**Goal:** In the entries below, count every line containing "ylabel". Return the number and nothing else.

Rows from a figure dataset

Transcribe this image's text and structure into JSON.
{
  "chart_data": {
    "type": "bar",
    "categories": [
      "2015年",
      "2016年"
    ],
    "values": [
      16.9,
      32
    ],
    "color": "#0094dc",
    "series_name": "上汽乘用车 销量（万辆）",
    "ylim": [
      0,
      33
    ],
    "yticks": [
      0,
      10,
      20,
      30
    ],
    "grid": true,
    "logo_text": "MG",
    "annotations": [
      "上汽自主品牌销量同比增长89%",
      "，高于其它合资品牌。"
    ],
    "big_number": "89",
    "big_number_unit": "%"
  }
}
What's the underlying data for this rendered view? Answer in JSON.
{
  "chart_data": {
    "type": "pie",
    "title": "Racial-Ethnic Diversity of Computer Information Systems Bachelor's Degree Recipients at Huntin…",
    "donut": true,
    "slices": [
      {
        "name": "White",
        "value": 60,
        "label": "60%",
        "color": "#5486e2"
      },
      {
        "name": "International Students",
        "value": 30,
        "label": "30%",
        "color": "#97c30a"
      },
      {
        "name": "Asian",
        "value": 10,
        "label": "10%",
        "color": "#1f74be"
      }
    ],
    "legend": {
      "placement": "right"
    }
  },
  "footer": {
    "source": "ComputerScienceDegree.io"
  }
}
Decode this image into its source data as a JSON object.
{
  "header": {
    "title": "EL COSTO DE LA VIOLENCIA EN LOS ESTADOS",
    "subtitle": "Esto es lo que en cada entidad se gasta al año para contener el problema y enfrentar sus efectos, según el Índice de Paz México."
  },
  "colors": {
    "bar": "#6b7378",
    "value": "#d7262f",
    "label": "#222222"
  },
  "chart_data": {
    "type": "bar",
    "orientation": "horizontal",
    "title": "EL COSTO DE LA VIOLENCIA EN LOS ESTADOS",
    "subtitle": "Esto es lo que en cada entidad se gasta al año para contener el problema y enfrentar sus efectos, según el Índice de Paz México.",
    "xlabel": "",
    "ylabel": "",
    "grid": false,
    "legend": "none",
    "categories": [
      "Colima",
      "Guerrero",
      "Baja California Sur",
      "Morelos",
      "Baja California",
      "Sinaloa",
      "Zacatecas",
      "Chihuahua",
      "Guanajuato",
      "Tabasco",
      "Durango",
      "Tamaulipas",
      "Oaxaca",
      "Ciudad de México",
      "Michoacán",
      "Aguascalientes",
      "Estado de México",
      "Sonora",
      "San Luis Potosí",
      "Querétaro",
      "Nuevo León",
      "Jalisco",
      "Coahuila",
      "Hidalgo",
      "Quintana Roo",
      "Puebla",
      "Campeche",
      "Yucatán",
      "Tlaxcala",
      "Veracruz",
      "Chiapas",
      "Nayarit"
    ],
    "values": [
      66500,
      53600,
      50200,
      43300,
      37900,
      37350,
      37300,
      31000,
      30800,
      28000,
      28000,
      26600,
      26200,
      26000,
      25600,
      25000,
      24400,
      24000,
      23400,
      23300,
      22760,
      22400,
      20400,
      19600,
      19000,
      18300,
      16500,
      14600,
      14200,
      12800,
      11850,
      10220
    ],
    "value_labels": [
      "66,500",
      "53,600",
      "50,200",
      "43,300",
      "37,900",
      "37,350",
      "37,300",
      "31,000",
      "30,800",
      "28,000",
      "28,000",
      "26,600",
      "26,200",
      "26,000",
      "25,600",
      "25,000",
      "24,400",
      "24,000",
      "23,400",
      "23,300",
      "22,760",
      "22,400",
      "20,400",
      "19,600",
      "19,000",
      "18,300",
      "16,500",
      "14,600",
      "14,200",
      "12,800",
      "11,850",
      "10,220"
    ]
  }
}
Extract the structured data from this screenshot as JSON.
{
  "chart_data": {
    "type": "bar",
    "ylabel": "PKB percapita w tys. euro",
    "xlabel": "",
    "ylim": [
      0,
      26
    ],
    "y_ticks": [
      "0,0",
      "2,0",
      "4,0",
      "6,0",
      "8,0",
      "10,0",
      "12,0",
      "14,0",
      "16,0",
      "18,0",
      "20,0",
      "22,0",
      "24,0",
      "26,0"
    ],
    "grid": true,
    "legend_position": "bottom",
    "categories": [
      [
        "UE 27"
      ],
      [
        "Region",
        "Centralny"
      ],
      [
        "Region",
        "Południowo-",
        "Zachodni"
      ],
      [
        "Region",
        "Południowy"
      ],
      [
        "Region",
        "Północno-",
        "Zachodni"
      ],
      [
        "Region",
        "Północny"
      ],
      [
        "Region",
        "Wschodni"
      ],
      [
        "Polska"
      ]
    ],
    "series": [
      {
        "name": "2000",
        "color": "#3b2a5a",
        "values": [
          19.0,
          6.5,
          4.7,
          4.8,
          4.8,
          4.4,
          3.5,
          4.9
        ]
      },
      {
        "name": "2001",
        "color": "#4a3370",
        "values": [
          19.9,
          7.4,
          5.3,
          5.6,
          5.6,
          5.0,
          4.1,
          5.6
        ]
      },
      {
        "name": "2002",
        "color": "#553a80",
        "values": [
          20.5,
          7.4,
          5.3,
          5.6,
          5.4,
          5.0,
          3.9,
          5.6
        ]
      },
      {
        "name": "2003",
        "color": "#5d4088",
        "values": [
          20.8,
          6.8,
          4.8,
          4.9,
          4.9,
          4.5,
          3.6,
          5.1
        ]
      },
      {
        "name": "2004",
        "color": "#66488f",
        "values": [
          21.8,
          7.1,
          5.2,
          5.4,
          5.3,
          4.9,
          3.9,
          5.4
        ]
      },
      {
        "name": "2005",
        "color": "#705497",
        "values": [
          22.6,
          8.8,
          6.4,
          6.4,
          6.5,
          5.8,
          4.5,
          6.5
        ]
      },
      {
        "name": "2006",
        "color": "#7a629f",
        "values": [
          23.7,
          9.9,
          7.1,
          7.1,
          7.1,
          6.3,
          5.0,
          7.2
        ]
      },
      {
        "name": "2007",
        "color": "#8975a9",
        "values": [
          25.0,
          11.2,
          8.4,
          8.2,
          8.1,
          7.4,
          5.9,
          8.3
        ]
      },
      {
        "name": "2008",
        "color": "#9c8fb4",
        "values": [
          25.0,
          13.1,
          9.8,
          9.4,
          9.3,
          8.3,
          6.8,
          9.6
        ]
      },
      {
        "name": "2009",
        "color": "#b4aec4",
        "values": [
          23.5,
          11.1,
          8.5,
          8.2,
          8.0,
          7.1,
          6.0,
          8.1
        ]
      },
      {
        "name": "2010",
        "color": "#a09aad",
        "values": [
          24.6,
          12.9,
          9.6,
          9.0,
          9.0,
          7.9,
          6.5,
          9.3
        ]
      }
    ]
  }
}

**Answer in full:** 2